— Task prompt —
Output the entries verbatim, including every line.

— Excerpted data —
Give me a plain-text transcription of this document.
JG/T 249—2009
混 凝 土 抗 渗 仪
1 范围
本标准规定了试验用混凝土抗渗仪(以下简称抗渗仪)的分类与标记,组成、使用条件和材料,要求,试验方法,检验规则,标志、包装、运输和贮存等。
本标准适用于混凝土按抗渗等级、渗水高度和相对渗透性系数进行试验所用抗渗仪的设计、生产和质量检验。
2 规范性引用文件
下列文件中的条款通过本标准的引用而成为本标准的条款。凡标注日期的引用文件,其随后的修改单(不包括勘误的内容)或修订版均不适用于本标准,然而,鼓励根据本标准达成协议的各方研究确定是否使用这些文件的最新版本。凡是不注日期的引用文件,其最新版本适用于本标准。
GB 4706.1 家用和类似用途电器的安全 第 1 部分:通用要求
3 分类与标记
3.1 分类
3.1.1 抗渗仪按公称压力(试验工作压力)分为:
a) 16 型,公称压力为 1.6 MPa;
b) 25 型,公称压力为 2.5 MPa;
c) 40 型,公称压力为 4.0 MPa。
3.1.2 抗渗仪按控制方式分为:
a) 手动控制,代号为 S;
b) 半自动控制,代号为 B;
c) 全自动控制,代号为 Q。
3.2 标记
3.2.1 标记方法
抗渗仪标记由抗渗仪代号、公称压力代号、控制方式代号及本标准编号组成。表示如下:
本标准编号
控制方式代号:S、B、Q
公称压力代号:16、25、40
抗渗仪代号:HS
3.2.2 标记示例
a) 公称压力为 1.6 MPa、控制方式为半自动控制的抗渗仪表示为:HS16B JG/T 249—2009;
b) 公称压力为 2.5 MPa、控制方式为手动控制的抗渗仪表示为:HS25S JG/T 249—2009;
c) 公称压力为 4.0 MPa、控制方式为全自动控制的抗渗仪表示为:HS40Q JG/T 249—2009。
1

— Result —
Give me a plain-text transcription of this document.
JG/T 249—2009
混 凝 土 抗 渗 仪
1 范围
本标准规定了试验用混凝土抗渗仪(以下简称抗渗仪)的分类与标记,组成、使用条件和材料,要求,试验方法,检验规则,标志、包装、运输和贮存等。
本标准适用于混凝土按抗渗等级、渗水高度和相对渗透性系数进行试验所用抗渗仪的设计、生产和质量检验。
2 规范性引用文件
下列文件中的条款通过本标准的引用而成为本标准的条款。凡标注日期的引用文件,其随后的修改单(不包括勘误的内容)或修订版均不适用于本标准,然而,鼓励根据本标准达成协议的各方研究确定是否使用这些文件的最新版本。凡是不注日期的引用文件,其最新版本适用于本标准。
GB 4706.1 家用和类似用途电器的安全 第 1 部分:通用要求
3 分类与标记
3.1 分类
3.1.1 抗渗仪按公称压力(试验工作压力)分为:
a) 16 型,公称压力为 1.6 MPa;
b) 25 型,公称压力为 2.5 MPa;
c) 40 型,公称压力为 4.0 MPa。
3.1.2 抗渗仪按控制方式分为:
a) 手动控制,代号为 S;
b) 半自动控制,代号为 B;
c) 全自动控制,代号为 Q。
3.2 标记
3.2.1 标记方法
抗渗仪标记由抗渗仪代号、公称压力代号、控制方式代号及本标准编号组成。表示如下:
本标准编号
控制方式代号:S、B、Q
公称压力代号:16、25、40
抗渗仪代号:HS
3.2.2 标记示例
a) 公称压力为 1.6 MPa、控制方式为半自动控制的抗渗仪表示为:HS16B JG/T 249—2009;
b) 公称压力为 2.5 MPa、控制方式为手动控制的抗渗仪表示为:HS25S JG/T 249—2009;
c) 公称压力为 4.0 MPa、控制方式为全自动控制的抗渗仪表示为:HS40Q JG/T 249—2009。
1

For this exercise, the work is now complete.